◆ **Entries from a dataset**
-- Start --
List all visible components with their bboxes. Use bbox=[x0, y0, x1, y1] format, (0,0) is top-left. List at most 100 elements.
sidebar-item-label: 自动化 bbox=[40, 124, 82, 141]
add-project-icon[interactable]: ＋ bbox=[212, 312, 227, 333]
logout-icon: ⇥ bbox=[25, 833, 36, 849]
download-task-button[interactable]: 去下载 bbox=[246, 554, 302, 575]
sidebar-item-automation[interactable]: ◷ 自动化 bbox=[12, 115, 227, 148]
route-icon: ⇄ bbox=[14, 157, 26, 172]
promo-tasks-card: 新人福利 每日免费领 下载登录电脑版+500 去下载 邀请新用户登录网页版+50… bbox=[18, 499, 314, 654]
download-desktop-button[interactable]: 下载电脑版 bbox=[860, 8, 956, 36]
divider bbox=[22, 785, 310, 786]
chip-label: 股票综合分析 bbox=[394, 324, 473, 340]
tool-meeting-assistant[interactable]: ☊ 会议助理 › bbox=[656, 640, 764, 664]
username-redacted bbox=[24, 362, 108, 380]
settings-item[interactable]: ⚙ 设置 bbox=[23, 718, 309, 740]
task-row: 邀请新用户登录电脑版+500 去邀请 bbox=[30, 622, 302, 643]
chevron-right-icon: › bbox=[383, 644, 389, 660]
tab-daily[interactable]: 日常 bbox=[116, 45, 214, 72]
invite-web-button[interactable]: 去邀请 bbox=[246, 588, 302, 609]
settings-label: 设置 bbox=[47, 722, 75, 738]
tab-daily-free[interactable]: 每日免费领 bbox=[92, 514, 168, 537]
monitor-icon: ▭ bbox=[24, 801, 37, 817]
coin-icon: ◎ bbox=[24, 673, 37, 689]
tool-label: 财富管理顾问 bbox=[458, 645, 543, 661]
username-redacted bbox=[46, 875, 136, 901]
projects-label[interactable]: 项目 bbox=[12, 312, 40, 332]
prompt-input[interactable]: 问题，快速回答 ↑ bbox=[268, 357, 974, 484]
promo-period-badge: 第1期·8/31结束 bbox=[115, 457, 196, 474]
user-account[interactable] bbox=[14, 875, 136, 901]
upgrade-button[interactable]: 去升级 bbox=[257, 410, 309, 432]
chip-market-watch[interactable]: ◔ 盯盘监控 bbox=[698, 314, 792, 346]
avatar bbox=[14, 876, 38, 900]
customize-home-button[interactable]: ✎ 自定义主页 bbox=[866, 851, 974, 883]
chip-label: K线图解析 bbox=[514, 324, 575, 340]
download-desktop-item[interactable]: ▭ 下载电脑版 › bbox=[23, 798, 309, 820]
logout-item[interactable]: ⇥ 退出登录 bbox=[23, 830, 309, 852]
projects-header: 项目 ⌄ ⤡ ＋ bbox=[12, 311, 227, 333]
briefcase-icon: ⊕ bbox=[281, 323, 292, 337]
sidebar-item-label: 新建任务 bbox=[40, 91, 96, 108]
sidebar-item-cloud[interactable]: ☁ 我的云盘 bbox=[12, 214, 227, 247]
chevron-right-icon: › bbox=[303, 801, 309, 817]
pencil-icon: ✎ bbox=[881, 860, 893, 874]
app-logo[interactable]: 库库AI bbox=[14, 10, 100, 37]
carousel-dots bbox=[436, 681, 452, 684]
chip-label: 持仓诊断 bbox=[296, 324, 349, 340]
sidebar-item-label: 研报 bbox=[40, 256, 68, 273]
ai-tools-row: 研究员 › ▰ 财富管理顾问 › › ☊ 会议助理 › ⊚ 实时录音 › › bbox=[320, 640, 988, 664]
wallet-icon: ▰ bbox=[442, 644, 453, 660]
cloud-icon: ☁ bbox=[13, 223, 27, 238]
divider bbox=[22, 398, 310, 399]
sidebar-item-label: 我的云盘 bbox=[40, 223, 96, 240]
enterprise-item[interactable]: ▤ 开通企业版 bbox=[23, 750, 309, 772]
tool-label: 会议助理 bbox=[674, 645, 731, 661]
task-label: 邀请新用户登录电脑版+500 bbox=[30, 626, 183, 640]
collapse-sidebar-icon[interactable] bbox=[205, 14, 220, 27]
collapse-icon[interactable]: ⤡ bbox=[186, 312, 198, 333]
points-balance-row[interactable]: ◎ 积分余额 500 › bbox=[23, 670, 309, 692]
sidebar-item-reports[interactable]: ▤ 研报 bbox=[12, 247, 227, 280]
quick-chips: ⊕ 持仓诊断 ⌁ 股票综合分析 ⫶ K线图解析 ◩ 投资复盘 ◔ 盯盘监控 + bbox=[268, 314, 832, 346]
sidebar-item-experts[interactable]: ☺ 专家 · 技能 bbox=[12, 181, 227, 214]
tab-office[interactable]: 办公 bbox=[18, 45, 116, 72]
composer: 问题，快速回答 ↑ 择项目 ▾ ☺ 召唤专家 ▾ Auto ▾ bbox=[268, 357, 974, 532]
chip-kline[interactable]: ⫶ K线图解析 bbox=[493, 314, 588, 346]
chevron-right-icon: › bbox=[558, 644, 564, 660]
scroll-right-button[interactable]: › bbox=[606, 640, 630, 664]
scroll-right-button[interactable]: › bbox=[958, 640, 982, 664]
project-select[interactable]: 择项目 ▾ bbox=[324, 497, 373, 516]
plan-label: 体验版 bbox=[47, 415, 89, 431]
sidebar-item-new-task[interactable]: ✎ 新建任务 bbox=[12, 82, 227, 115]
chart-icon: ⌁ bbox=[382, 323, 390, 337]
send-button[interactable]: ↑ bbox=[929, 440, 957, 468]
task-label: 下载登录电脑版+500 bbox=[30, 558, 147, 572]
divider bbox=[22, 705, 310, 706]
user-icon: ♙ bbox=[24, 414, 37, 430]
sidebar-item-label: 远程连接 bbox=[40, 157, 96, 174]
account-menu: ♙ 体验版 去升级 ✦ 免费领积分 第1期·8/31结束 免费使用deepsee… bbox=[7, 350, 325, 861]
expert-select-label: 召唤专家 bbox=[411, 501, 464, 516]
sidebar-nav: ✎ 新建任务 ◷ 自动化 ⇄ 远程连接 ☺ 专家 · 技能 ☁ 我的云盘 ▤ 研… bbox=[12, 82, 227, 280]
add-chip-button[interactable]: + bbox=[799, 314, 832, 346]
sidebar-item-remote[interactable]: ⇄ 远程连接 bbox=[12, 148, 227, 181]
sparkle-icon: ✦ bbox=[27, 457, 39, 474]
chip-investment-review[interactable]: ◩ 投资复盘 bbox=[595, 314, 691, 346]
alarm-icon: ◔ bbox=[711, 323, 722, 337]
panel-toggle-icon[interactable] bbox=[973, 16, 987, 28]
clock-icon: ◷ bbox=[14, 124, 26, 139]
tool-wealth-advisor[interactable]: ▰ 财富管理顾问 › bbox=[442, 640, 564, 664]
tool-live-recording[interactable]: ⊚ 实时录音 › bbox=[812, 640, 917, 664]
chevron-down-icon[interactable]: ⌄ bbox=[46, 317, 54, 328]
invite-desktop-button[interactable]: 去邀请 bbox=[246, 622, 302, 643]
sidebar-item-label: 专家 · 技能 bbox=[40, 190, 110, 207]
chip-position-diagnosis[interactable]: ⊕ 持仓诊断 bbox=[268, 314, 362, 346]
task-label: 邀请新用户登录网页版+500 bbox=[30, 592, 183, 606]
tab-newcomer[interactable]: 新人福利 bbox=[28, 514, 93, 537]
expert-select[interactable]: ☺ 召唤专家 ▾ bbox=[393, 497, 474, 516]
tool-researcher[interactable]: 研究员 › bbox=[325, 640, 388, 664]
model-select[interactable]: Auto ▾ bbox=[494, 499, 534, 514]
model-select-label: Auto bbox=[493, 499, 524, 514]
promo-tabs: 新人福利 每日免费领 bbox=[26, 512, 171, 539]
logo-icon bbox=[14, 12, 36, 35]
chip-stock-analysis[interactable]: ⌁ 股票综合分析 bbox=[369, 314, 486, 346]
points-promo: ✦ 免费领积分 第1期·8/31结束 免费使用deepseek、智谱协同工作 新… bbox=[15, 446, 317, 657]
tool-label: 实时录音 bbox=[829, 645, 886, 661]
-- End --
◆ **WHAT YOU NEED TO DO**
Gather every line of the listing above that contains the string "daily".

◆ **FULL SOLUTION**
tab-daily[interactable]: 日常 bbox=[116, 45, 214, 72]
tab-daily-free[interactable]: 每日免费领 bbox=[92, 514, 168, 537]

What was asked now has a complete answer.